▸ TEXTE:
"""

Enfin, le décret contient plusieurs dispositions transitoires, applicables notamment aux terrils qui seraient susceptibles d'être classés dans la catégorie A sur la base du décret, pour les motifs d'intérêt général visés en son article 3, alinéa 1er, a). D'une part, il permet le maintien des effets des autorisations d'exploitation délivrées avant l'entrée en vigueur du décret, que l'exploitation ait été commencée (article 6) ou non (article 7) à cette date. D'autre part, l'article 14, § 1er, modifié par l'article 6 du décret du 6 mai 1993, prévoit que les articles 1er à 5 du décret - et donc l'article 4, fondement d'un éventuel classement d'un terril dans la catégorie A - ne sont pas applicables aux demandes de permis de valorisation introduites avant l'entrée en vigueur du décret. Enfin, l'article 9 postpose l'entrée en vigueur de l'article 3 - y compris en ce qu'il fonde l'interdiction d'exploiter résultant d'un éventuel classement dans la catégorie A - à la date de publication de la classification des terrils en trois catégories, avec comme date limite le 1er octobre 1989.
B.3.2. Le classement d'un terril dans la catégorie A ne constitue pas une expropriation au sens de l'article 16 de la Constitution ni davantage une mesure devant être assimilée à une expropriation, étant donné qu'il n'y a pas transfert de propriété et que la mesure de classement prévue par le décret, valable pour cinq ans, n'emporte pas, en soi, une interdiction définitive d'exploiter; ce classement constitue cependant une limitation de la jouissance du droit de propriété.
En ce qui concerne la première question préjudicielle B.4. La première question interroge la Cour sur le respect des règles de compétence, plus précisément l'article 79, § 1er, de la loi spéciale du 8 août 1980, en ce que le décret du 9 mai 1985 - en fait son article 3, alinéa 1er, a) « créerait une forme d'expropriation pour cause d'utilité publique dérogeant aux procédures judiciaires fixées par la loi et au principe de la juste et préalable indemnité ».

"""

▸ DONNÉES FOURNIES:
"""

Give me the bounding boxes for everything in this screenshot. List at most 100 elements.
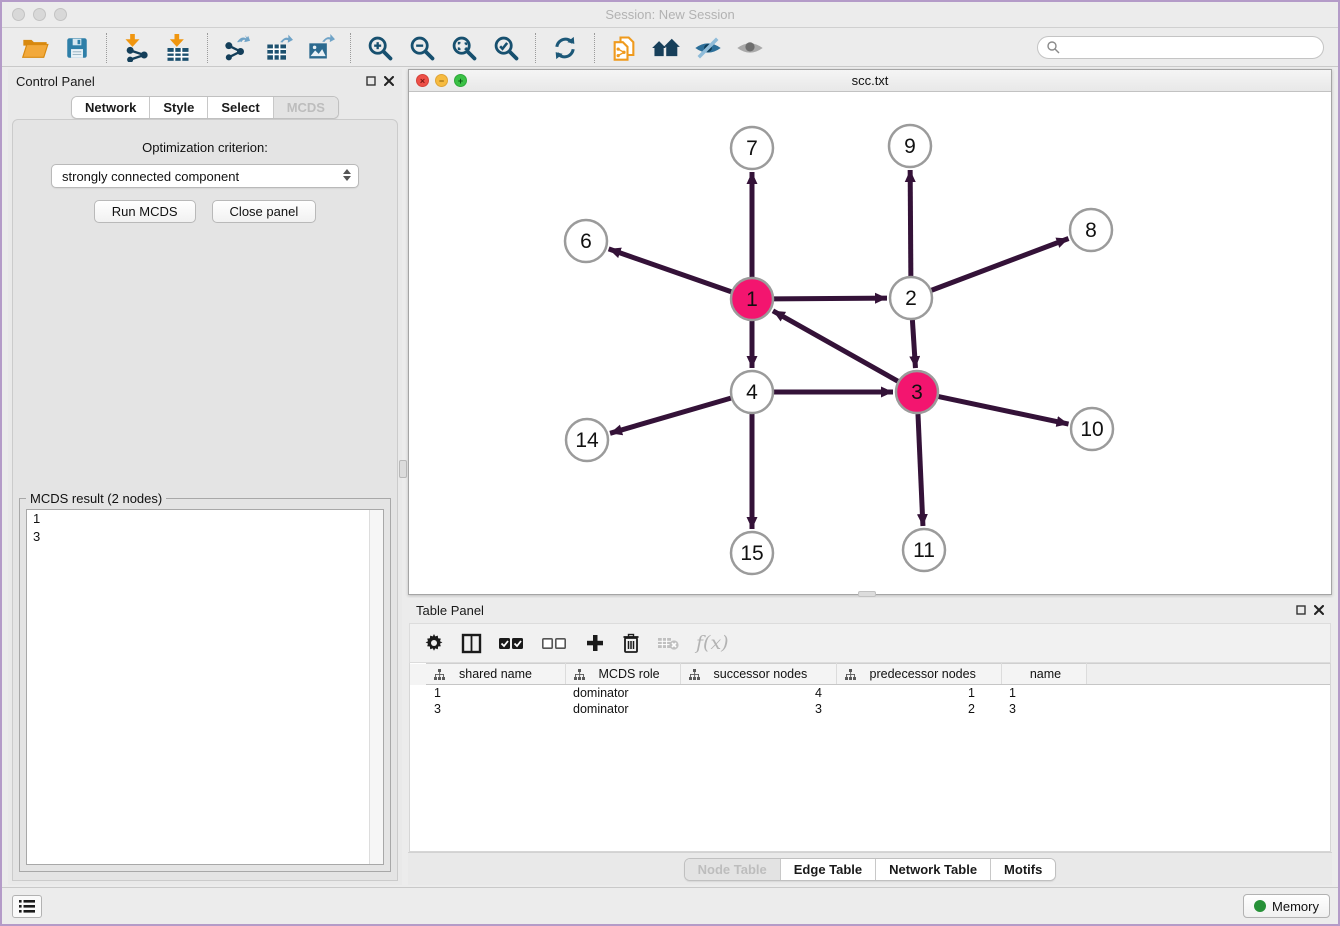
graph-node-3[interactable]: 3 [896,371,938,413]
show-all-icon[interactable] [735,33,765,63]
graph-edge-1-2[interactable] [774,298,887,299]
network-canvas[interactable]: 7 9 6 8 1 2 4 3 14 10 15 11 [409,92,1331,594]
zoom-out-icon[interactable] [407,33,437,63]
table-panel-header: Table Panel [408,598,1332,622]
graph-node-10[interactable]: 10 [1071,408,1113,450]
delete-table-icon [657,635,679,651]
toolbar-separator [207,33,208,63]
open-session-icon[interactable] [20,33,50,63]
tab-motifs[interactable]: Motifs [991,859,1055,880]
session-title: Session: New Session [2,7,1338,22]
run-mcds-button[interactable]: Run MCDS [94,200,196,223]
zoom-fit-icon[interactable] [449,33,479,63]
dropdown-value: strongly connected component [62,169,239,184]
import-table-icon[interactable] [163,33,193,63]
network-window-title: scc.txt [409,73,1331,88]
column-header-name[interactable]: name [1001,664,1086,685]
svg-text:15: 15 [740,542,763,565]
first-neighbors-icon[interactable] [651,33,681,63]
toolbar-separator [535,33,536,63]
graph-edge-2-9[interactable] [910,170,911,276]
table-cell: 3 [680,701,836,717]
graph-node-1[interactable]: 1 [731,278,773,320]
table-row[interactable]: 1dominator411 [410,685,1330,701]
column-header-MCDS-role[interactable]: MCDS role [565,664,680,685]
tab-edge-table[interactable]: Edge Table [781,859,876,880]
fx-label: f(x) [696,632,729,654]
tab-select[interactable]: Select [208,97,273,118]
close-panel-button[interactable]: Close panel [212,200,317,223]
graph-node-6[interactable]: 6 [565,220,607,262]
mcds-result-item[interactable]: 1 [27,510,383,528]
optimization-criterion-label: Optimization criterion: [13,140,397,155]
search-input[interactable] [1037,36,1324,59]
float-panel-icon[interactable] [366,76,376,86]
tab-network[interactable]: Network [72,97,150,118]
vertical-splitter-handle[interactable] [399,460,407,478]
node-table[interactable]: shared nameMCDS rolesuccessor nodesprede… [409,663,1331,852]
zoom-selected-icon[interactable] [491,33,521,63]
import-network-icon[interactable] [121,33,151,63]
gear-icon[interactable] [424,633,444,653]
task-history-button[interactable] [12,895,42,918]
column-layout-icon[interactable] [461,633,482,654]
graph-node-11[interactable]: 11 [903,529,945,571]
add-column-icon[interactable] [585,633,605,653]
optimization-criterion-dropdown[interactable]: strongly connected component [51,164,359,188]
column-header-shared-name[interactable]: shared name [426,664,565,685]
save-session-icon[interactable] [62,33,92,63]
control-panel: Control Panel NetworkStyleSelectMCDS Opt… [8,69,402,885]
mcds-result-item[interactable]: 3 [27,528,383,546]
graph-node-15[interactable]: 15 [731,532,773,574]
graph-node-7[interactable]: 7 [731,127,773,169]
column-header-filler [1086,664,1330,685]
column-header-successor-nodes[interactable]: successor nodes [680,664,836,685]
graph-edge-2-3[interactable] [912,320,915,368]
horizontal-splitter-handle[interactable] [858,591,876,597]
close-panel-icon[interactable] [1314,605,1324,615]
control-panel-header: Control Panel [8,69,402,93]
graph-node-2[interactable]: 2 [890,277,932,319]
memory-label: Memory [1272,899,1319,914]
refresh-layout-icon[interactable] [550,33,580,63]
toolbar-separator [350,33,351,63]
graph-node-8[interactable]: 8 [1070,209,1112,251]
table-cell: 1 [1001,685,1086,701]
graph-node-4[interactable]: 4 [731,371,773,413]
hide-selected-icon[interactable] [693,33,723,63]
graph-edge-3-10[interactable] [939,397,1069,424]
unselect-all-icon[interactable] [542,636,568,650]
column-header-predecessor-nodes[interactable]: predecessor nodes [836,664,1001,685]
graph-edge-4-14[interactable] [610,398,731,433]
tab-network-table[interactable]: Network Table [876,859,991,880]
svg-text:1: 1 [746,288,758,311]
graph-edge-3-11[interactable] [918,414,923,526]
graph-edge-1-6[interactable] [609,249,732,292]
network-window-titlebar[interactable]: × − + scc.txt [409,70,1331,92]
export-network-icon[interactable] [222,33,252,63]
zoom-in-icon[interactable] [365,33,395,63]
graph-edge-3-1[interactable] [773,311,898,381]
mcds-result-group: MCDS result (2 nodes) 13 [19,498,391,872]
export-table-icon[interactable] [264,33,294,63]
mcds-result-list[interactable]: 13 [26,509,384,865]
tab-node-table[interactable]: Node Table [685,859,781,880]
mcds-panel: Optimization criterion: strongly connect… [12,119,398,881]
graph-node-9[interactable]: 9 [889,125,931,167]
graph-node-14[interactable]: 14 [566,419,608,461]
function-builder-icon: f(x) [696,632,729,654]
clone-network-icon[interactable] [609,33,639,63]
delete-column-icon[interactable] [622,633,640,653]
close-panel-icon[interactable] [384,76,394,86]
tab-style[interactable]: Style [150,97,208,118]
memory-button[interactable]: Memory [1243,894,1330,918]
select-all-icon[interactable] [499,636,525,650]
graph-edge-2-8[interactable] [932,238,1069,290]
table-row[interactable]: 3dominator323 [410,701,1330,717]
result-scrollbar[interactable] [369,510,383,864]
float-panel-icon[interactable] [1296,605,1306,615]
tab-mcds[interactable]: MCDS [274,97,338,118]
main-titlebar: Session: New Session [2,2,1338,28]
toolbar-separator [106,33,107,63]
export-image-icon[interactable] [306,33,336,63]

"""

▸ EXERCICE PROPOSÉ: Traduisez en anglais la phrase suivante, tirée du texte sur le classement des terrils : « D'une part, il permet le maintien des effets des autorisations d'exploitation délivrées avant l'entrée en vigueur du décret, que l'exploitation ait été commencée (article 6) ou non (article 7) à cette date. »

▸ PROBLÈME RÉSOLU: On the one hand, it allows the effects of operating authorizations issued before the entry into force of the decree to be maintained, whether or not operations had begun on that date (article 6 and article 7 respectively).